BEGIN EXERCISE MATERIAL

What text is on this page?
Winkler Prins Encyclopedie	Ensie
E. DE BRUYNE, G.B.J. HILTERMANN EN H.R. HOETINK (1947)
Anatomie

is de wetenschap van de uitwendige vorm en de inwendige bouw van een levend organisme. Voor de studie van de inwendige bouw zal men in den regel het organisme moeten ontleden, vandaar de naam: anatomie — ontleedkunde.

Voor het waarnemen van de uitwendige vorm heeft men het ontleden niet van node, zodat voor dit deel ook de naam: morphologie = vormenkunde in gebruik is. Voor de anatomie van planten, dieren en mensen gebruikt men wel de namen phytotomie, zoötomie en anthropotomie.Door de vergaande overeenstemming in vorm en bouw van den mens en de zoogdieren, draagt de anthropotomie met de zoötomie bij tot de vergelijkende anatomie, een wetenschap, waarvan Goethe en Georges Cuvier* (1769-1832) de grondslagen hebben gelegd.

END EXERCISE MATERIAL
BEGIN EXERCISE MATERIAL

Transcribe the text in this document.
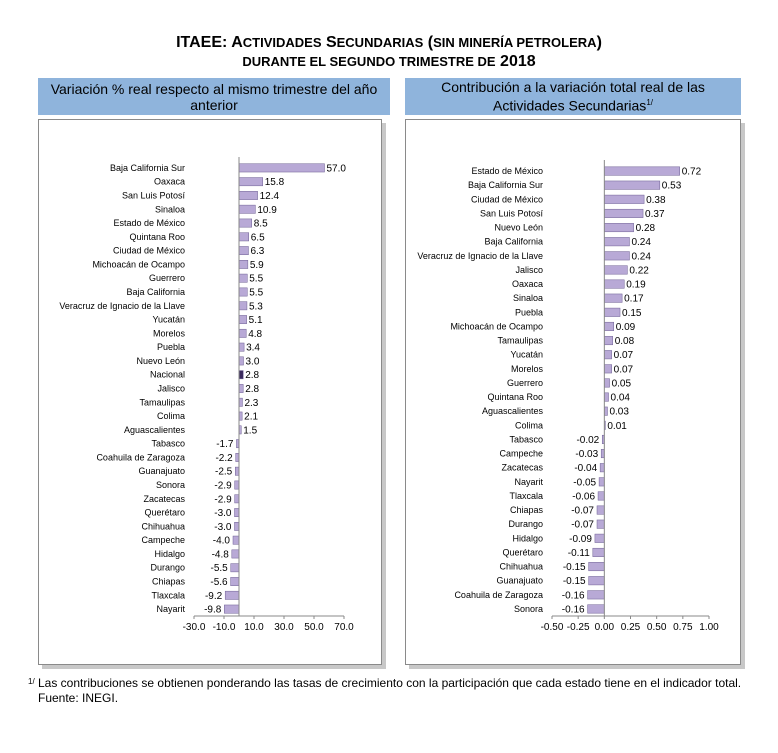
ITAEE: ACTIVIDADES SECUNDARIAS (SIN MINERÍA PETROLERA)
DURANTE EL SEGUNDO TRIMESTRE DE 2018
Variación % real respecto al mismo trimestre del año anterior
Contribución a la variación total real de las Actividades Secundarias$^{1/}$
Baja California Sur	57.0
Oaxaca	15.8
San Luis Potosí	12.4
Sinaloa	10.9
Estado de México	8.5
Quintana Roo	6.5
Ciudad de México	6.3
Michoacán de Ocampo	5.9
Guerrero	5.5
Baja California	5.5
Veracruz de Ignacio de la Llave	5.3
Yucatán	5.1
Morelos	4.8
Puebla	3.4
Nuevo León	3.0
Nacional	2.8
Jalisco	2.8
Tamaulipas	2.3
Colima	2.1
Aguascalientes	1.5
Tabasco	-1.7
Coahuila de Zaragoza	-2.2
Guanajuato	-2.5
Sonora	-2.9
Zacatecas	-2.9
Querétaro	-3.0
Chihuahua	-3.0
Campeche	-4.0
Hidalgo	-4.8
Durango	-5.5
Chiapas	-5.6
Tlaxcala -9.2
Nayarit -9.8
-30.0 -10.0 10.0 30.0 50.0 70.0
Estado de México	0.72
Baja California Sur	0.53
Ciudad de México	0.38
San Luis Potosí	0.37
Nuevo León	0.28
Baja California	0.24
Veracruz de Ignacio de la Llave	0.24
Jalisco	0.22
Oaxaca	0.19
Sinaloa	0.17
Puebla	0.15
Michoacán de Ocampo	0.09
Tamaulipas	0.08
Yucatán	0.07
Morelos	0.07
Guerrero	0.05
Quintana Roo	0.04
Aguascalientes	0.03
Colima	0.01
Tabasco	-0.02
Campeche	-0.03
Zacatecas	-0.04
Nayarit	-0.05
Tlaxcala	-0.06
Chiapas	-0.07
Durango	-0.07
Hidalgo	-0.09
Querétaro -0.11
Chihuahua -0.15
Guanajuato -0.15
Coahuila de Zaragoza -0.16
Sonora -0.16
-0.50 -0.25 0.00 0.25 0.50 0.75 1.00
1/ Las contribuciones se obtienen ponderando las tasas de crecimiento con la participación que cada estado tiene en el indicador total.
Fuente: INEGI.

END EXERCISE MATERIAL

- EXERCISE INSTRUCTIONS -
Identify every line above that includes the word "Potosí", and show those lines.

- EXPECTED OUTPUT -
San Luis Potosí	12.4
San Luis Potosí	0.37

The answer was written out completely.